• _TASK_: Retype the whole listing verbatim and keep the pictures out of it.

• _INFORMATION GIVEN_:

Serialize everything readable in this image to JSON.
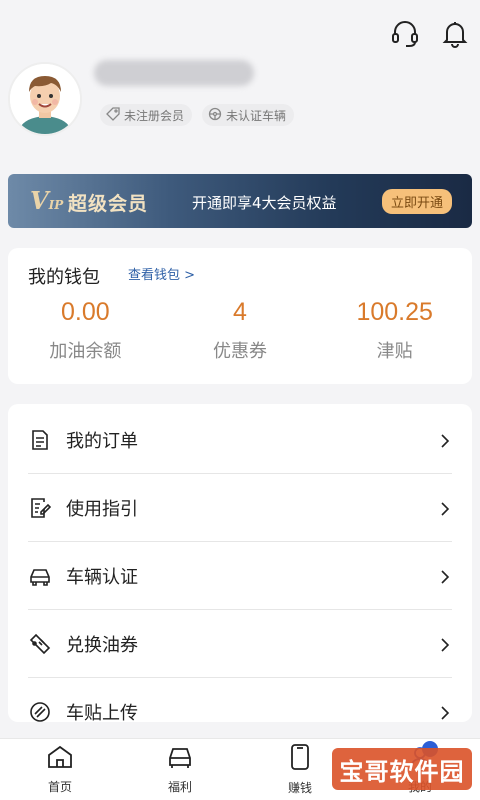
{
  "header": {
    "icons": [
      "headset-icon",
      "bell-icon"
    ]
  },
  "profile": {
    "badges": [
      {
        "icon": "tag-icon",
        "label": "未注册会员"
      },
      {
        "icon": "steering-wheel-icon",
        "label": "未认证车辆"
      }
    ]
  },
  "vip": {
    "logo": "V",
    "logo_sub": "IP",
    "title": "超级会员",
    "desc": "开通即享4大会员权益",
    "button": "立即开通"
  },
  "wallet": {
    "title": "我的钱包",
    "link": "查看钱包 >",
    "stats": [
      {
        "value": "0.00",
        "label": "加油余额"
      },
      {
        "value": "4",
        "label": "优惠券"
      },
      {
        "value": "100.25",
        "label": "津贴"
      }
    ]
  },
  "menu": {
    "items": [
      {
        "icon": "document-icon",
        "label": "我的订单"
      },
      {
        "icon": "edit-doc-icon",
        "label": "使用指引"
      },
      {
        "icon": "car-icon",
        "label": "车辆认证"
      },
      {
        "icon": "ticket-icon",
        "label": "兑换油券"
      },
      {
        "icon": "upload-sticker-icon",
        "label": "车贴上传"
      }
    ]
  },
  "tabbar": {
    "tabs": [
      {
        "icon": "home-icon",
        "label": "首页"
      },
      {
        "icon": "car-front-icon",
        "label": "福利"
      },
      {
        "icon": "phone-icon",
        "label": "赚钱"
      },
      {
        "icon": "user-icon",
        "label": "我的"
      }
    ]
  },
  "watermark": "宝哥软件园",
  "colors": {
    "accent_orange": "#d97a2b",
    "link_blue": "#2d5fa6",
    "vip_gold": "#f6c07a"
  }
}
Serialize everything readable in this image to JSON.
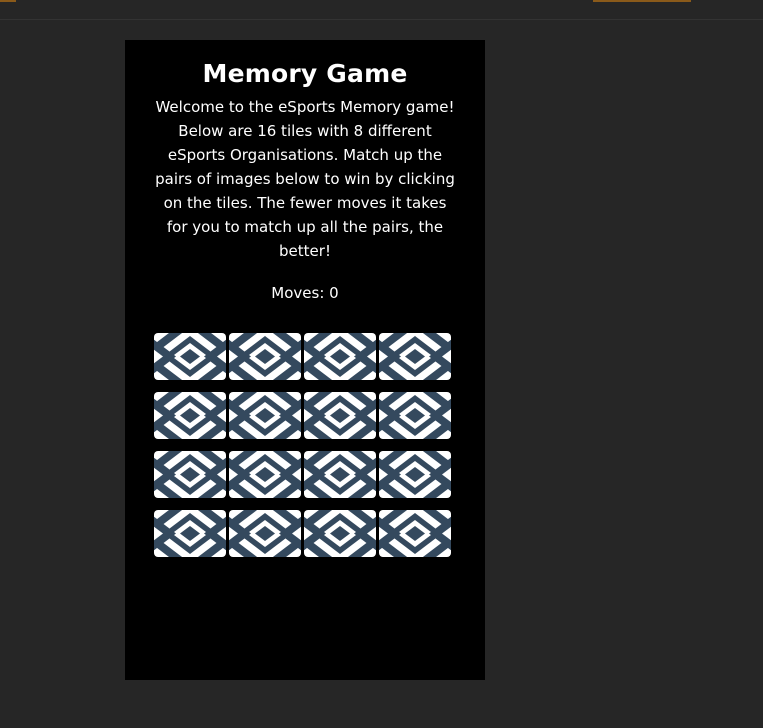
{
  "game": {
    "title": "Memory Game",
    "intro": "Welcome to the eSports Memory game! Below are 16 tiles with 8 different eSports Organisations. Match up the pairs of images below to win by clicking on the tiles. The fewer moves it takes for you to match up all the pairs, the better!",
    "moves_label": "Moves:",
    "moves_value": "0"
  },
  "board": {
    "rows": 4,
    "columns": 4,
    "tile_count": 16,
    "tile_back_icon": "diamond-pattern-icon",
    "colors": {
      "tile_background": "#ffffff",
      "tile_pattern": "#34495e"
    }
  },
  "colors": {
    "page_background": "#262626",
    "panel_background": "#000000",
    "text": "#ffffff",
    "accent": "#8a5a1a"
  }
}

• _THE COMPLETED TASK_:
Serialize everything readable in this image to JSON.
{
  "header": {
    "icons": [
      "headset-icon",
      "bell-icon"
    ]
  },
  "profile": {
    "badges": [
      {
        "icon": "tag-icon",
        "label": "未注册会员"
      },
      {
        "icon": "steering-wheel-icon",
        "label": "未认证车辆"
      }
    ]
  },
  "vip": {
    "logo": "V",
    "logo_sub": "IP",
    "title": "超级会员",
    "desc": "开通即享4大会员权益",
    "button": "立即开通"
  },
  "wallet": {
    "title": "我的钱包",
    "link": "查看钱包 >",
    "stats": [
      {
        "value": "0.00",
        "label": "加油余额"
      },
      {
        "value": "4",
        "label": "优惠券"
      },
      {
        "value": "100.25",
        "label": "津贴"
      }
    ]
  },
  "menu": {
    "items": [
      {
        "icon": "document-icon",
        "label": "我的订单"
      },
      {
        "icon": "edit-doc-icon",
        "label": "使用指引"
      },
      {
        "icon": "car-icon",
        "label": "车辆认证"
      },
      {
        "icon": "ticket-icon",
        "label": "兑换油券"
      },
      {
        "icon": "upload-sticker-icon",
        "label": "车贴上传"
      }
    ]
  },
  "tabbar": {
    "tabs": [
      {
        "icon": "home-icon",
        "label": "首页"
      },
      {
        "icon": "car-front-icon",
        "label": "福利"
      },
      {
        "icon": "phone-icon",
        "label": "赚钱"
      },
      {
        "icon": "user-icon",
        "label": "我的"
      }
    ]
  },
  "watermark": "宝哥软件园",
  "colors": {
    "accent_orange": "#d97a2b",
    "link_blue": "#2d5fa6",
    "vip_gold": "#f6c07a"
  }
}
Serialize everything readable in this image to JSON.
{
  "game": {
    "title": "Memory Game",
    "intro": "Welcome to the eSports Memory game! Below are 16 tiles with 8 different eSports Organisations. Match up the pairs of images below to win by clicking on the tiles. The fewer moves it takes for you to match up all the pairs, the better!",
    "moves_label": "Moves:",
    "moves_value": "0"
  },
  "board": {
    "rows": 4,
    "columns": 4,
    "tile_count": 16,
    "tile_back_icon": "diamond-pattern-icon",
    "colors": {
      "tile_background": "#ffffff",
      "tile_pattern": "#34495e"
    }
  },
  "colors": {
    "page_background": "#262626",
    "panel_background": "#000000",
    "text": "#ffffff",
    "accent": "#8a5a1a"
  }
}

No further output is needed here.